* start *

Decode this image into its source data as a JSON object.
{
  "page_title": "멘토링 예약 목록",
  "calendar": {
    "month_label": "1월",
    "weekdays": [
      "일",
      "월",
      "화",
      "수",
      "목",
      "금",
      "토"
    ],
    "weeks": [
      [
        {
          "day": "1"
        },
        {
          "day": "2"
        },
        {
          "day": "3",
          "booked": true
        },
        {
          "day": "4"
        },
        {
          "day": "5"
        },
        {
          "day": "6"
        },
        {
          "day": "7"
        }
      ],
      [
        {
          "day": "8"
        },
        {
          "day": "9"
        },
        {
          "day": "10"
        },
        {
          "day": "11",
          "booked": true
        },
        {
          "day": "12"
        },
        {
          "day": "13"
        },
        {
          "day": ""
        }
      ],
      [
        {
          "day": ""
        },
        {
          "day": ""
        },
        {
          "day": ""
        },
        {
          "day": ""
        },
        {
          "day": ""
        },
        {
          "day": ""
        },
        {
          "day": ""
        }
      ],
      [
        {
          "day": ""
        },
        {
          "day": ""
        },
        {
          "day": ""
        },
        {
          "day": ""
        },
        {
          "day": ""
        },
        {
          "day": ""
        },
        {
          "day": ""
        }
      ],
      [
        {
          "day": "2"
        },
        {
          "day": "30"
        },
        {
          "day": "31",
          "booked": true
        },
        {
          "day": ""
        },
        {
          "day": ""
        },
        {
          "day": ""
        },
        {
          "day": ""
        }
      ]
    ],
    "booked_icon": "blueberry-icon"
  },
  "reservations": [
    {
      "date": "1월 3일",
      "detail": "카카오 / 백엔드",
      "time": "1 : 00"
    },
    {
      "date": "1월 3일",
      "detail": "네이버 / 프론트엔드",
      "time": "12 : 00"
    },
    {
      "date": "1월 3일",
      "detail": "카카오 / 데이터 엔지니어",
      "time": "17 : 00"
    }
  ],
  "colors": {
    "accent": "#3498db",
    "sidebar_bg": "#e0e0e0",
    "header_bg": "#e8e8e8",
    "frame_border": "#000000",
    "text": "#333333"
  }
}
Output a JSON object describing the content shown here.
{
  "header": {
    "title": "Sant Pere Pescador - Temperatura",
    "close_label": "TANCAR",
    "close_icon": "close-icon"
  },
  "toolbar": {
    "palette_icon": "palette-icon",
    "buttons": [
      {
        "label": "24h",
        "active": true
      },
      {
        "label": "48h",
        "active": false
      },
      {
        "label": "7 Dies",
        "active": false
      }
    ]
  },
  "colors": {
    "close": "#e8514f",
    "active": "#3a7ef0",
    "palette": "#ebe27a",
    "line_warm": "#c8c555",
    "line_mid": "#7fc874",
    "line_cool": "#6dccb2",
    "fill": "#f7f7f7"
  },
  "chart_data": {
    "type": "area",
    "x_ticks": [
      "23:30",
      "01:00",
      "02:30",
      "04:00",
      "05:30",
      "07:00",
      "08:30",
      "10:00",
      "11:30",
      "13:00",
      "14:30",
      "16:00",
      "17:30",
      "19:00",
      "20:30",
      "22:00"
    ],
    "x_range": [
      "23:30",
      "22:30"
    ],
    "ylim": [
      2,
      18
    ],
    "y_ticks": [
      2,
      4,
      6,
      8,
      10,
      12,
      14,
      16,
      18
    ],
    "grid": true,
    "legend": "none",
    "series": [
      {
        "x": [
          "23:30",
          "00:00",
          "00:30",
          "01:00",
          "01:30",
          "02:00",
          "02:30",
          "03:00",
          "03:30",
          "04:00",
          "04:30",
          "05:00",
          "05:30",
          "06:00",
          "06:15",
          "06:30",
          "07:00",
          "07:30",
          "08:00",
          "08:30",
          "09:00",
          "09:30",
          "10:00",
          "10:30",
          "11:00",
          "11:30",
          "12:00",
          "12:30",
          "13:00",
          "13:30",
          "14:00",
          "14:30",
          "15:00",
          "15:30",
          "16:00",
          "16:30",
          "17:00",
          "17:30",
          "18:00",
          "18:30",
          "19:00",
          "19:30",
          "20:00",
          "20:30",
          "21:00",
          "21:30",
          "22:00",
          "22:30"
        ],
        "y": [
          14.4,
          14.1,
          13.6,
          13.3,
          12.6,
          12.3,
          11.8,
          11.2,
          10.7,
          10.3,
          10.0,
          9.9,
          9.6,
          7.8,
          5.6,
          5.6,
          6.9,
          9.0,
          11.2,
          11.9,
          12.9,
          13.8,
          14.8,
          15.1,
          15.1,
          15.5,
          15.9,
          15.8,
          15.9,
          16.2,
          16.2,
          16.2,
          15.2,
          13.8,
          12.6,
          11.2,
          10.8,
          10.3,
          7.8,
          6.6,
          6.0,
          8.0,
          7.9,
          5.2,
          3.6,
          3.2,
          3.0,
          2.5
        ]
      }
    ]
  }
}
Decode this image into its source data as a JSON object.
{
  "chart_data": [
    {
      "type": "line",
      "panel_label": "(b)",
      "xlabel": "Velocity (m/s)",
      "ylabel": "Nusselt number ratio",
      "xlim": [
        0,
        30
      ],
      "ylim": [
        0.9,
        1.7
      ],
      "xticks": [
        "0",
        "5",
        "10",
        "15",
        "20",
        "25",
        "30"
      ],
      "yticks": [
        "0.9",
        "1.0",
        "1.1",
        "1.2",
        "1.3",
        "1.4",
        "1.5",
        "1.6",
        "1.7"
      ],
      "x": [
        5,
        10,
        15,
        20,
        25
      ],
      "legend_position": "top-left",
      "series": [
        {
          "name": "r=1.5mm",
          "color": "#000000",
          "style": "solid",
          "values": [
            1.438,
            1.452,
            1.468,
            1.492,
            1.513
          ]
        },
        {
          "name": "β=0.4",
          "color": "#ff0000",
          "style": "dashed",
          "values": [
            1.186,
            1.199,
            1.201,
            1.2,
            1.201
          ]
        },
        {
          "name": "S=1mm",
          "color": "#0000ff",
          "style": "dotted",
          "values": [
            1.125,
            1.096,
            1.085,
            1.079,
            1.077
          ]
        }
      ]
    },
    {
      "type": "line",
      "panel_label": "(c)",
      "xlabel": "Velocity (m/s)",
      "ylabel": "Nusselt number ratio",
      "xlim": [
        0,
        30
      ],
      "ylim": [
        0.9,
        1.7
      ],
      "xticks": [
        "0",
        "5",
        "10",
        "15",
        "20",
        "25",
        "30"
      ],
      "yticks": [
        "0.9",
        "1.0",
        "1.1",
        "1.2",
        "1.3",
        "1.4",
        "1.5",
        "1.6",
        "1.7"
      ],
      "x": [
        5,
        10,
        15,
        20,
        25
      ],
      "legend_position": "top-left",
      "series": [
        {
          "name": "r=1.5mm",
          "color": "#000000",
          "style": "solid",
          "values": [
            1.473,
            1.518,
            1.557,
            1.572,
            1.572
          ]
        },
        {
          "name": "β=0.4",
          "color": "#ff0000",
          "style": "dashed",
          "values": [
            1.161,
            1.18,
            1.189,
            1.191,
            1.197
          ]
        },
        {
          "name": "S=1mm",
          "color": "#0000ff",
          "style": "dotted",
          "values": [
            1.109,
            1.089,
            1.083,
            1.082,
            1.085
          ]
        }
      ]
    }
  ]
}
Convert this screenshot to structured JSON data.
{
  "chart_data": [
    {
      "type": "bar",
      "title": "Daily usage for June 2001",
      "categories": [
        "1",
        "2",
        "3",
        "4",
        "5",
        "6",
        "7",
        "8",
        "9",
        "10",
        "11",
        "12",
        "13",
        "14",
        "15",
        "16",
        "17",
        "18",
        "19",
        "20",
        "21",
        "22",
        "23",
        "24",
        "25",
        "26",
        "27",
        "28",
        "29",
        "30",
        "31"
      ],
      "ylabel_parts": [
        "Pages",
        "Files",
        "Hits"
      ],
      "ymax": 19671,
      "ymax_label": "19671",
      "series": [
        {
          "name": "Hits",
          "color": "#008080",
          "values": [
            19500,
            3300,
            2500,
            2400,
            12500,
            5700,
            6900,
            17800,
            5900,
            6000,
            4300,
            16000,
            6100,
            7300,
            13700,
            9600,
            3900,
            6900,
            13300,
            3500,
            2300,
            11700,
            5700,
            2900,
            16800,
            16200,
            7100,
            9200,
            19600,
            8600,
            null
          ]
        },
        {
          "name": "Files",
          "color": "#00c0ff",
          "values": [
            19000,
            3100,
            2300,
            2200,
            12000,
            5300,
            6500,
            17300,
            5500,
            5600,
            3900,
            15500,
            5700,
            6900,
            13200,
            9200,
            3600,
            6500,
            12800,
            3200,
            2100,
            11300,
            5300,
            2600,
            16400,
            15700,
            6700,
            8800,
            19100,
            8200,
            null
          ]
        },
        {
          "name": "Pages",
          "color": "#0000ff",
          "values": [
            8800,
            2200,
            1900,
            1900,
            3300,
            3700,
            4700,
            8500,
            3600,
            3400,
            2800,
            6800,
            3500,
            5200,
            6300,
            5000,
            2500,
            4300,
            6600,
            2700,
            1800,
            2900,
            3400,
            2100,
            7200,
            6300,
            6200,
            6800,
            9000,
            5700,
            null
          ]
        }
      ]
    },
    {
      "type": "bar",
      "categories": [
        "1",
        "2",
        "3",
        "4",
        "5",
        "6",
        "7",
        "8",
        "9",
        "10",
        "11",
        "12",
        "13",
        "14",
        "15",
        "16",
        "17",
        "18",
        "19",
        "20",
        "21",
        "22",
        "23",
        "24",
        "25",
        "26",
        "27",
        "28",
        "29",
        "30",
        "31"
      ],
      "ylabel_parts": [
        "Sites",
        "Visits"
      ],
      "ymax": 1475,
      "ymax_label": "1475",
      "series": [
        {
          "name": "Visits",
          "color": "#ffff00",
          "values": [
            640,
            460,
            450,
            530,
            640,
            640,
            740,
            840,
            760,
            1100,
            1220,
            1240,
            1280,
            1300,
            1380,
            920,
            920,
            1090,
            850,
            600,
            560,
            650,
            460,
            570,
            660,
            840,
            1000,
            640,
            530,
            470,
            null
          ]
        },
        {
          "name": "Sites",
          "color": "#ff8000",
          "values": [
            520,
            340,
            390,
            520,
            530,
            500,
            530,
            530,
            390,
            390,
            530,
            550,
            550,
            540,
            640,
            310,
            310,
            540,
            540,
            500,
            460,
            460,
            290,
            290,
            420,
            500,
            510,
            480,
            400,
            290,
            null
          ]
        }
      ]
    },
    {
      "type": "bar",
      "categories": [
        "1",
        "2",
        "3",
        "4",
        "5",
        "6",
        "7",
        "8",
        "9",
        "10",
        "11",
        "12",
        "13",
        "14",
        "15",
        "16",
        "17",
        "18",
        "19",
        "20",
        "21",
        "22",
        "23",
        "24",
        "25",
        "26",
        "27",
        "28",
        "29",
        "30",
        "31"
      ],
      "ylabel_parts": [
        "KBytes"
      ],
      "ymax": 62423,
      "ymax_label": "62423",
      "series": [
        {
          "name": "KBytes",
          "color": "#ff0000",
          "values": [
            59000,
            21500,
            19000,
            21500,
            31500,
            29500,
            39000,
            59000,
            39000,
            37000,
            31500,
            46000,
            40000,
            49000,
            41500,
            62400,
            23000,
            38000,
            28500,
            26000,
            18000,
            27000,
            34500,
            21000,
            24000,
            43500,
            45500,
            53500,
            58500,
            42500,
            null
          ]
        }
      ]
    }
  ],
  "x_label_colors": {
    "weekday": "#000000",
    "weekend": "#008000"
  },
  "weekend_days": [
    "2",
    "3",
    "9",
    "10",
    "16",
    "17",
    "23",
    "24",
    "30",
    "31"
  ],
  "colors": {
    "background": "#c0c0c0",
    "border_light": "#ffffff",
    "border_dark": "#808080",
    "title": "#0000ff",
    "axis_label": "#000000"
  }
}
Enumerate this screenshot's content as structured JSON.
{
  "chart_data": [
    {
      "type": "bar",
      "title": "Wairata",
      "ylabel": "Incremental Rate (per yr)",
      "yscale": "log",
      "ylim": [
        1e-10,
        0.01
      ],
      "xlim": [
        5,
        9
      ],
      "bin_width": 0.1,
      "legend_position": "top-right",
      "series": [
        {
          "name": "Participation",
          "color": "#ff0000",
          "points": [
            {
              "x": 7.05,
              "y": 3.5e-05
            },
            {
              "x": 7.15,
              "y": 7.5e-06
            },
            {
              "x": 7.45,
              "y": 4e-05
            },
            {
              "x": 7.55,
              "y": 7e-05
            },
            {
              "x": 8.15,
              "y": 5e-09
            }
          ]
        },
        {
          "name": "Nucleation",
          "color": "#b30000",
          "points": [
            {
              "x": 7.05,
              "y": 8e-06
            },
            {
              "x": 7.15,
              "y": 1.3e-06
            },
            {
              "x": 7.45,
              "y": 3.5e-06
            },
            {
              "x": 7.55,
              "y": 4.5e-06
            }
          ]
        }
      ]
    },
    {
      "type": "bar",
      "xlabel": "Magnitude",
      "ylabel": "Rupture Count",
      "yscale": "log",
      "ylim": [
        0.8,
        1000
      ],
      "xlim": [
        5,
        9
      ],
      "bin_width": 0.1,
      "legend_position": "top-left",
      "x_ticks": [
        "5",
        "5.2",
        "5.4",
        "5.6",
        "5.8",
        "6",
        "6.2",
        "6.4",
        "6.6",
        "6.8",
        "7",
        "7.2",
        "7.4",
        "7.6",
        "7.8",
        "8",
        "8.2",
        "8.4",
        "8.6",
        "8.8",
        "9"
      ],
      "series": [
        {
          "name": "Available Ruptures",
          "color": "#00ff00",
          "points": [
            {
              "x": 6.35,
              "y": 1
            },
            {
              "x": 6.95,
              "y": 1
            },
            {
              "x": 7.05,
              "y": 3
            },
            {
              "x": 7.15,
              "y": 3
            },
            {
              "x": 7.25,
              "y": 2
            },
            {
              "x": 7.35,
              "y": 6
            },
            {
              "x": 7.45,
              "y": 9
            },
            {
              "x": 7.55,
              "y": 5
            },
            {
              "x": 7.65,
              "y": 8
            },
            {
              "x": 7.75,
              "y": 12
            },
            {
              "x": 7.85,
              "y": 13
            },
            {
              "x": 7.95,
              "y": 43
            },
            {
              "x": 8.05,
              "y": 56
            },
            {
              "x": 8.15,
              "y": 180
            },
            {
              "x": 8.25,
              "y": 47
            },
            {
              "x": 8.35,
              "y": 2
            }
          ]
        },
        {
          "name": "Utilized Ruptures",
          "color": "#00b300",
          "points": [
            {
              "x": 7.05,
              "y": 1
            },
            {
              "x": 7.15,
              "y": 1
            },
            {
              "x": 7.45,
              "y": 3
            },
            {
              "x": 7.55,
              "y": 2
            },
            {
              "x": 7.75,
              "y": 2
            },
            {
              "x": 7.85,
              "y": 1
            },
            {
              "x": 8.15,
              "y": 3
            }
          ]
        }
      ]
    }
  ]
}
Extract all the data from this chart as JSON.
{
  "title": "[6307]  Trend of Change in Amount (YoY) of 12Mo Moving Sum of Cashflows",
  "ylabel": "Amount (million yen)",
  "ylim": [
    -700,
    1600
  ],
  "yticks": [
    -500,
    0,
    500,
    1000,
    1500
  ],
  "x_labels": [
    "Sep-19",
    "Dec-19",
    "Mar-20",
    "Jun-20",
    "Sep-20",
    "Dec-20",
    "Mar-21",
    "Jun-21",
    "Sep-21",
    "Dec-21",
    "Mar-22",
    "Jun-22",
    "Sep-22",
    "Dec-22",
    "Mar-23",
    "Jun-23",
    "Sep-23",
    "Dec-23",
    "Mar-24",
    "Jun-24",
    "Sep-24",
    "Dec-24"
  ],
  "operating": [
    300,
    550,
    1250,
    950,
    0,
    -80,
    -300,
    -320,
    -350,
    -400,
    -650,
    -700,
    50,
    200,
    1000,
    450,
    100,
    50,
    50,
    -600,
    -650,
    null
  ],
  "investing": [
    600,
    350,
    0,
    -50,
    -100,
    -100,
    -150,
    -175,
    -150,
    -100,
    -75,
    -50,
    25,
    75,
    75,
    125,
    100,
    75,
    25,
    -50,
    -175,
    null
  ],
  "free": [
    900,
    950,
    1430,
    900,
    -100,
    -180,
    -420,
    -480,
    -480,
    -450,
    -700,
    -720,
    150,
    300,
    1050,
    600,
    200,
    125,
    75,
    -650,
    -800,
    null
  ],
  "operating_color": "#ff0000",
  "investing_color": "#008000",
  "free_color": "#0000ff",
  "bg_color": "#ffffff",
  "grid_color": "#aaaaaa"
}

* end *

_What to do_
Your task is to gather all lines from the entries above that hold the word "this".

_Answer_
Decode this image into its source data as a JSON object.
Decode this image into its source data as a JSON object.
Convert this screenshot to structured JSON data.
Enumerate this screenshot's content as structured JSON.
Extract all the data from this chart as JSON.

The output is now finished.